- _EXERCISE_
From the entries below, gather each line containing the word "JSON".

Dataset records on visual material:
·····

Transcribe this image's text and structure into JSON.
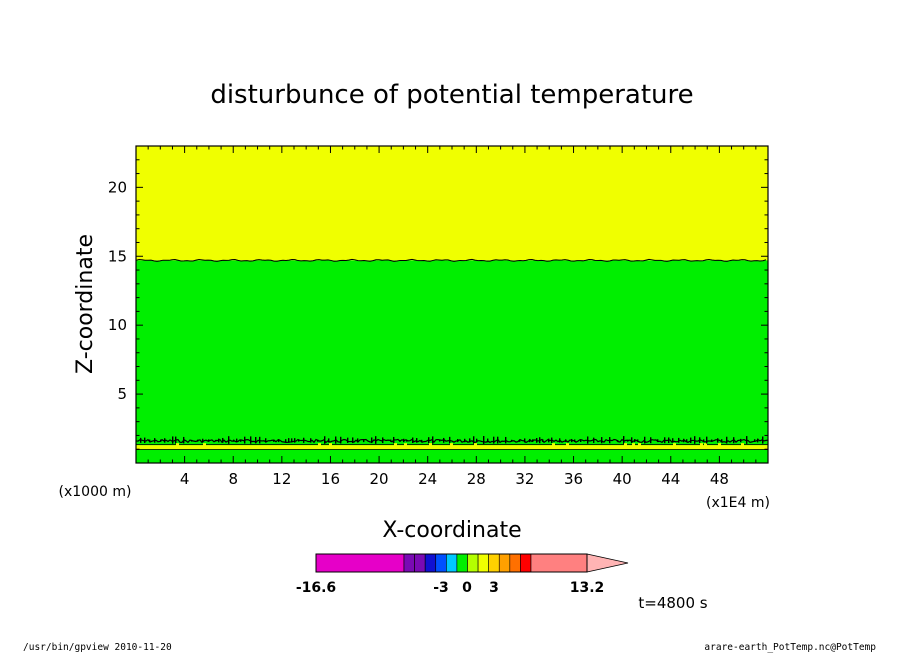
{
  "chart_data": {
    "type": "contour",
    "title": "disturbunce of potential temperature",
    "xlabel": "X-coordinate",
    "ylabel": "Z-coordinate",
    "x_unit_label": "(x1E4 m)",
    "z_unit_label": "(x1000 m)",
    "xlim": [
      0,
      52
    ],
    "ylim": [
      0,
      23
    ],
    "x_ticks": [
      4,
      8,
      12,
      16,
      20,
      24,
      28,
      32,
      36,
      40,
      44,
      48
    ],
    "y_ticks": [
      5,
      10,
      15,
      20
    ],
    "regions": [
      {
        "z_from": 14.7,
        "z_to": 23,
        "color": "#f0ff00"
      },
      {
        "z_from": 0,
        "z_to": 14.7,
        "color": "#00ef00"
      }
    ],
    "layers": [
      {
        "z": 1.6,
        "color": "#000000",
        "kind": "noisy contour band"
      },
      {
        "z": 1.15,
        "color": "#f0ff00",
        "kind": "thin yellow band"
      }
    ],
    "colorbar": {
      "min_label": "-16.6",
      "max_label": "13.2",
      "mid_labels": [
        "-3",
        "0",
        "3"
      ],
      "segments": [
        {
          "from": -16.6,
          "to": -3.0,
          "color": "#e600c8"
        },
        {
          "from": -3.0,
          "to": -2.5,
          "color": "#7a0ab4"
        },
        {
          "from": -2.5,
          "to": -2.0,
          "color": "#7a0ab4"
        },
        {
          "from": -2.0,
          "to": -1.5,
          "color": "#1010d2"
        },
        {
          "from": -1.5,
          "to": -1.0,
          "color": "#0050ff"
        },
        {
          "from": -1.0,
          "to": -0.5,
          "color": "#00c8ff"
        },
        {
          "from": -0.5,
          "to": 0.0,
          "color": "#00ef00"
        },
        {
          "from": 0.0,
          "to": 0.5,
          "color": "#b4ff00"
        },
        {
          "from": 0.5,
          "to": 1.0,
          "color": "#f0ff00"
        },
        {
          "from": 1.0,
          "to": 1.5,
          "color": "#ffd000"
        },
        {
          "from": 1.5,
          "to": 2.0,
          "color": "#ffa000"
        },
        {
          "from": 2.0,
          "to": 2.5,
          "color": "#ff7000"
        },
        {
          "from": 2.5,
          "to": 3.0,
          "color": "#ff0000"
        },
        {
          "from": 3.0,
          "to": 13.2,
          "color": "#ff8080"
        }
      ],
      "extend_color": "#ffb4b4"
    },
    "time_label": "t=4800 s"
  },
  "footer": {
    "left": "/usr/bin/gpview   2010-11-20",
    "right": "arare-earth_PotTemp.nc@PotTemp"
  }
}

·····

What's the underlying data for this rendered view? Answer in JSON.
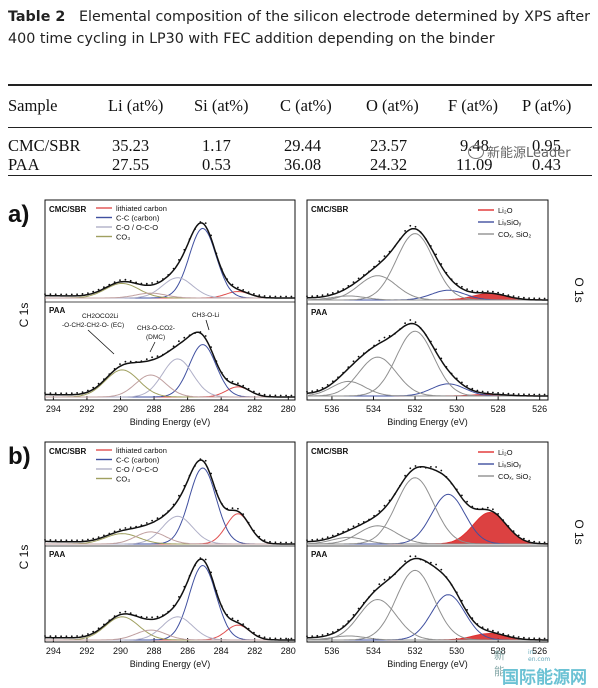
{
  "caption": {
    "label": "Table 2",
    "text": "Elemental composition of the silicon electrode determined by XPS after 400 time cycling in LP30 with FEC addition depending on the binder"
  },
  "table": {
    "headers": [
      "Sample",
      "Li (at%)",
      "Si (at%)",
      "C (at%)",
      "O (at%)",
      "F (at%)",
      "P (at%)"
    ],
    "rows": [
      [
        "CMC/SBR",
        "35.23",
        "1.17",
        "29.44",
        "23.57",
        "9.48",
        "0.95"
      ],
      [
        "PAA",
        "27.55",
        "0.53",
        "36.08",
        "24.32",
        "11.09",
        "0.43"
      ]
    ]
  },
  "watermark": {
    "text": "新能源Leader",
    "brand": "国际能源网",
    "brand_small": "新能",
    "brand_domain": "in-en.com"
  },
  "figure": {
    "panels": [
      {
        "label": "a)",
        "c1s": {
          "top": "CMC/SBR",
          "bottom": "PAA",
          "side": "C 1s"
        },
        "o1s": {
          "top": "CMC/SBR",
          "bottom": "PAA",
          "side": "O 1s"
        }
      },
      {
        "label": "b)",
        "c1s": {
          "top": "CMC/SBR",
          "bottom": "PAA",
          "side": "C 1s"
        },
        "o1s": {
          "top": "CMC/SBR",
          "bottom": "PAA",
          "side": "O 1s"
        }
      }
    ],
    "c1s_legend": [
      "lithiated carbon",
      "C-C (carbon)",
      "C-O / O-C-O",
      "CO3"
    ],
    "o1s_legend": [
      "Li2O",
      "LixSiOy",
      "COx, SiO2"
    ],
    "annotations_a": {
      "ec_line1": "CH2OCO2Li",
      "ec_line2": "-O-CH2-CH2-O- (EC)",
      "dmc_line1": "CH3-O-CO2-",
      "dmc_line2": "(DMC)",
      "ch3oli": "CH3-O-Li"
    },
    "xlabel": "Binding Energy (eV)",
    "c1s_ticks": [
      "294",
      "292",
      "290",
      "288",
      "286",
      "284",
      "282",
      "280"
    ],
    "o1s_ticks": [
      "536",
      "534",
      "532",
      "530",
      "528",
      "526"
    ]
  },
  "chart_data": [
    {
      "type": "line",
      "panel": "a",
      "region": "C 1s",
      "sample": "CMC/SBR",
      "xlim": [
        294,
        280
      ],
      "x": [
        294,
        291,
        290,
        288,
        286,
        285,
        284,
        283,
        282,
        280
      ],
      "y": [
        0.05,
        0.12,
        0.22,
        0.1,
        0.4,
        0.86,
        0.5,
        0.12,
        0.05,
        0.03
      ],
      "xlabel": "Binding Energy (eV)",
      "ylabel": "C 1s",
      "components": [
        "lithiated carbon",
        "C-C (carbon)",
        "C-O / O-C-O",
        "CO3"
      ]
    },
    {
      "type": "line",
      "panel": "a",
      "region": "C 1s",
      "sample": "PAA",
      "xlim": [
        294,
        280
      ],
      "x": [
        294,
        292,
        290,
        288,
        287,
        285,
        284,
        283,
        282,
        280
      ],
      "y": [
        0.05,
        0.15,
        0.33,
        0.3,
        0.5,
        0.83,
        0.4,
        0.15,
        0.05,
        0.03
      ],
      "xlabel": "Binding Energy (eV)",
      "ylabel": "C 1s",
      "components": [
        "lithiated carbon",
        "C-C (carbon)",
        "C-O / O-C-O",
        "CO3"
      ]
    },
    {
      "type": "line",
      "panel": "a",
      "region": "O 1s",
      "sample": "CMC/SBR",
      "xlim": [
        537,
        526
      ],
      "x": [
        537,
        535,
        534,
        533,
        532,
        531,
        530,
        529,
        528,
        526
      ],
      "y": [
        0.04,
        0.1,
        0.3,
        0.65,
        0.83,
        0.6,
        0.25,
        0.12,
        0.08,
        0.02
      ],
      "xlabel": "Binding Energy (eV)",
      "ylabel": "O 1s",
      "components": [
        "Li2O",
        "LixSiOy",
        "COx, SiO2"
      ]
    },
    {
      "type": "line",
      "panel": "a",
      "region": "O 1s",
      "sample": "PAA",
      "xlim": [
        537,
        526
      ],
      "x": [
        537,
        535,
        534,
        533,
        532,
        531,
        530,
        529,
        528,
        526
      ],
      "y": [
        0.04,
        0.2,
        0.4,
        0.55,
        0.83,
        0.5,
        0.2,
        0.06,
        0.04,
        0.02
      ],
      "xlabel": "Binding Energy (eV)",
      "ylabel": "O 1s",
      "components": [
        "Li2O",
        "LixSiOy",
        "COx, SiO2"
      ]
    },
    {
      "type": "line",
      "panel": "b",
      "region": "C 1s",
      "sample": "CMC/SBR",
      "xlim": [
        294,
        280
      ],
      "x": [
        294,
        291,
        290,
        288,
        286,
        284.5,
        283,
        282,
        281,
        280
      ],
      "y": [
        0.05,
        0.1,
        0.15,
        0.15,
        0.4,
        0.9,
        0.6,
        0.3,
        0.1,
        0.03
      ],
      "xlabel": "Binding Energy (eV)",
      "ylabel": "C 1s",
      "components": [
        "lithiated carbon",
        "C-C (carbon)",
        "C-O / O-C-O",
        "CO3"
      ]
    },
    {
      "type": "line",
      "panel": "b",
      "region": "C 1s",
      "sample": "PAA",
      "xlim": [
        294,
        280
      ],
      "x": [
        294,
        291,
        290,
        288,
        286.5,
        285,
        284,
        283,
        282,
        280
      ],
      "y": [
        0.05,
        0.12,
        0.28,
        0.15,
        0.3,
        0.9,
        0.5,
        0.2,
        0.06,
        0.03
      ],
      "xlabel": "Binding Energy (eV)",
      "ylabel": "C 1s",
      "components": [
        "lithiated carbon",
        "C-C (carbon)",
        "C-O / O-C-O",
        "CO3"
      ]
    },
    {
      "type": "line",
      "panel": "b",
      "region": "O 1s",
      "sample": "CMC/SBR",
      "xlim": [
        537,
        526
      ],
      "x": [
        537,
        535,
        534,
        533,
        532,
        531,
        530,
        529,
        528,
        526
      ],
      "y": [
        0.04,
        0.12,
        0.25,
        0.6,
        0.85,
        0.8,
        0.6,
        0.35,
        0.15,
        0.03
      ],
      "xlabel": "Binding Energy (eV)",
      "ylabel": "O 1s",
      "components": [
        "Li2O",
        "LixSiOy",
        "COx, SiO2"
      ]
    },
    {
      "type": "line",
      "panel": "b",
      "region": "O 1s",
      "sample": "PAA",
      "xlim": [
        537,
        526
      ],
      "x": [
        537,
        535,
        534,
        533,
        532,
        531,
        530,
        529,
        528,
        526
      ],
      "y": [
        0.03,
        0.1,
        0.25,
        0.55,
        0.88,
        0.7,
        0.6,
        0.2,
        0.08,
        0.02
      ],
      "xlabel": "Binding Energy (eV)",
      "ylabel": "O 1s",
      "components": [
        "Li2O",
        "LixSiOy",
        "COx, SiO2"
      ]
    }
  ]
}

·····

- _TASK OUTPUT_
Transcribe this image's text and structure into JSON.
What's the underlying data for this rendered view? Answer in JSON.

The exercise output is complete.